TASK DESCRIPTION
Lines containing the string "jego" are to be counted; report the number and nothing more.

(Dataset records)
########

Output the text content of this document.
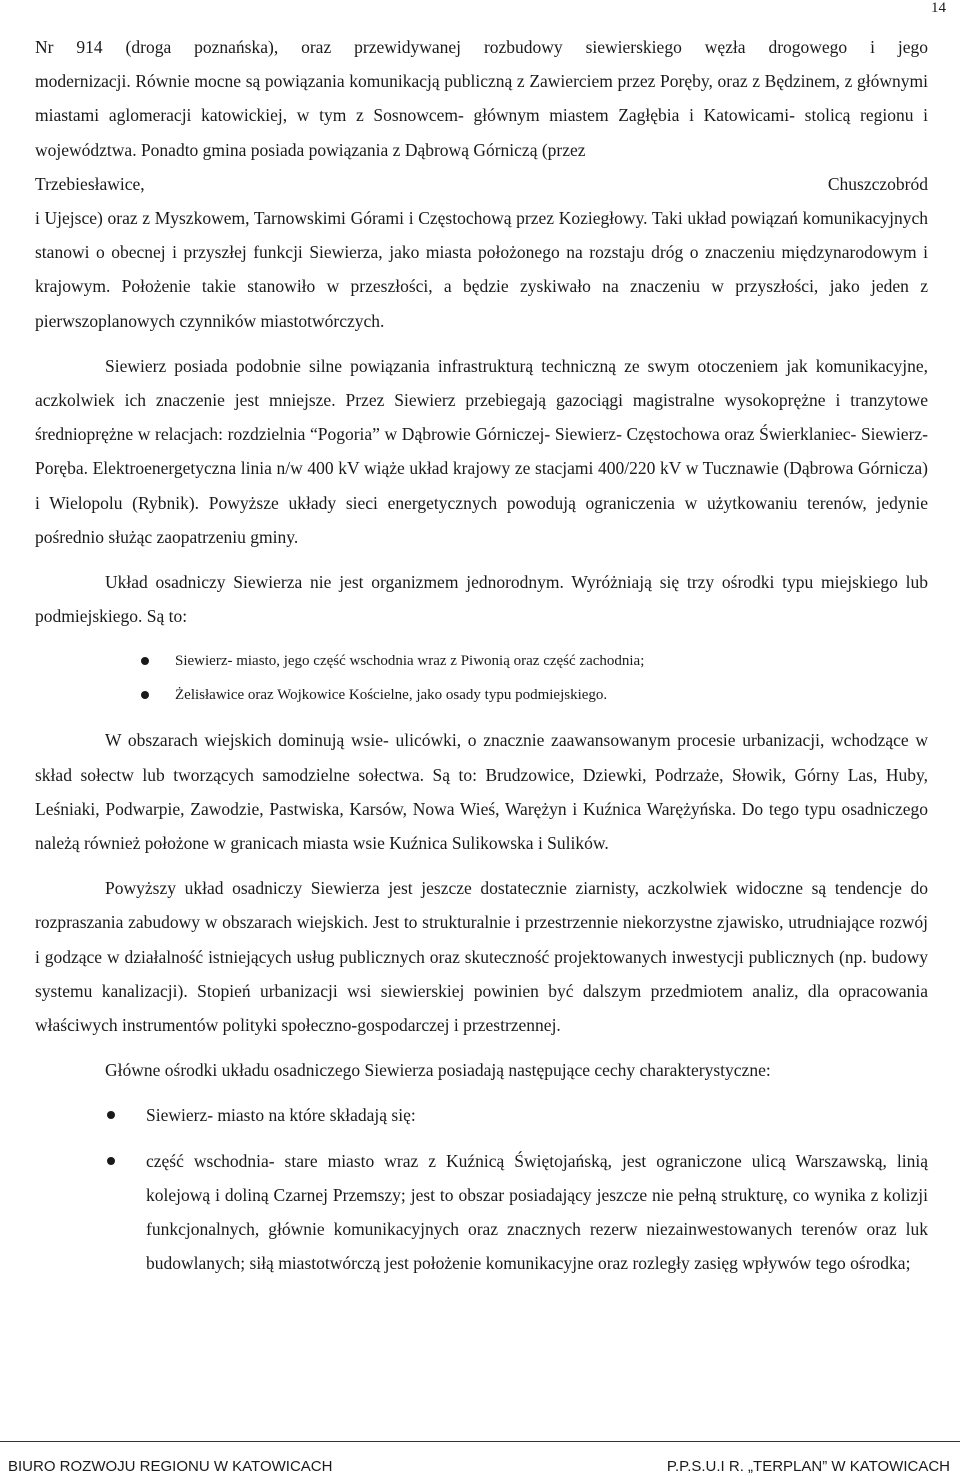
14

Nr 914 (droga poznańska), oraz przewidywanej rozbudowy siewierskiego węzła drogowego i jego

modernizacji. Równie mocne są powiązania komunikacją publiczną z Zawierciem przez Poręby, oraz z Będzinem, z głównymi miastami aglomeracji katowickiej, w tym z Sosnowcem- głównym miastem Zagłębia i Katowicami- stolicą regionu i województwa. Ponadto gmina posiada powiązania z Dąbrową Górniczą (przez

Trzebiesławice, Chuszczobród

i Ujejsce) oraz z Myszkowem, Tarnowskimi Górami i Częstochową przez Koziegłowy. Taki układ powiązań komunikacyjnych stanowi o obecnej i przyszłej funkcji Siewierza, jako miasta położonego na rozstaju dróg o znaczeniu międzynarodowym i krajowym. Położenie takie stanowiło w przeszłości, a będzie zyskiwało na znaczeniu w przyszłości, jako jeden z pierwszoplanowych czynników miastotwórczych.

Siewierz posiada podobnie silne powiązania infrastrukturą techniczną ze swym otoczeniem jak komunikacyjne, aczkolwiek ich znaczenie jest mniejsze. Przez Siewierz przebiegają gazociągi magistralne wysokoprężne i tranzytowe średnioprężne w relacjach: rozdzielnia “Pogoria” w Dąbrowie Górniczej- Siewierz- Częstochowa oraz Świerklaniec- Siewierz- Poręba. Elektroenergetyczna linia n/w 400 kV wiąże układ krajowy ze stacjami 400/220 kV w Tucznawie (Dąbrowa Górnicza) i Wielopolu (Rybnik). Powyższe układy sieci energetycznych powodują ograniczenia w użytkowaniu terenów, jedynie pośrednio służąc zaopatrzeniu gminy.

Układ osadniczy Siewierza nie jest organizmem jednorodnym. Wyróżniają się trzy ośrodki typu miejskiego lub podmiejskiego. Są to:

Siewierz- miasto, jego część wschodnia wraz z Piwonią oraz część zachodnia;
Żelisławice oraz Wojkowice Kościelne, jako osady typu podmiejskiego.

W obszarach wiejskich dominują wsie- ulicówki, o znacznie zaawansowanym procesie urbanizacji, wchodzące w skład sołectw lub tworzących samodzielne sołectwa. Są to: Brudzowice, Dziewki, Podrzaże, Słowik, Górny Las, Huby, Leśniaki, Podwarpie, Zawodzie, Pastwiska, Karsów, Nowa Wieś, Warężyn i Kuźnica Warężyńska. Do tego typu osadniczego należą również położone w granicach miasta wsie Kuźnica Sulikowska i Sulików.

Powyższy układ osadniczy Siewierza jest jeszcze dostatecznie ziarnisty, aczkolwiek widoczne są tendencje do rozpraszania zabudowy w obszarach wiejskich. Jest to strukturalnie i przestrzennie niekorzystne zjawisko, utrudniające rozwój i godzące w działalność istniejących usług publicznych oraz skuteczność projektowanych inwestycji publicznych (np. budowy systemu kanalizacji). Stopień urbanizacji wsi siewierskiej powinien być dalszym przedmiotem analiz, dla opracowania właściwych instrumentów polityki społeczno-gospodarczej i przestrzennej.

Główne ośrodki układu osadniczego Siewierza posiadają następujące cechy charakterystyczne:

Siewierz- miasto na które składają się:
część wschodnia- stare miasto wraz z Kuźnicą Świętojańską, jest ograniczone ulicą Warszawską, linią kolejową i doliną Czarnej Przemszy; jest to obszar posiadający jeszcze nie pełną strukturę, co wynika z kolizji funkcjonalnych, głównie komunikacyjnych oraz znacznych rezerw niezainwestowanych terenów oraz luk budowlanych; siłą miastotwórczą jest położenie komunikacyjne oraz rozległy zasięg wpływów tego ośrodka;
BIURO ROZWOJU REGIONU W KATOWICACH	P.P.S.U.I R. „TERPLAN” W KATOWICACH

########

OUTPUT FOR THIS TASK
2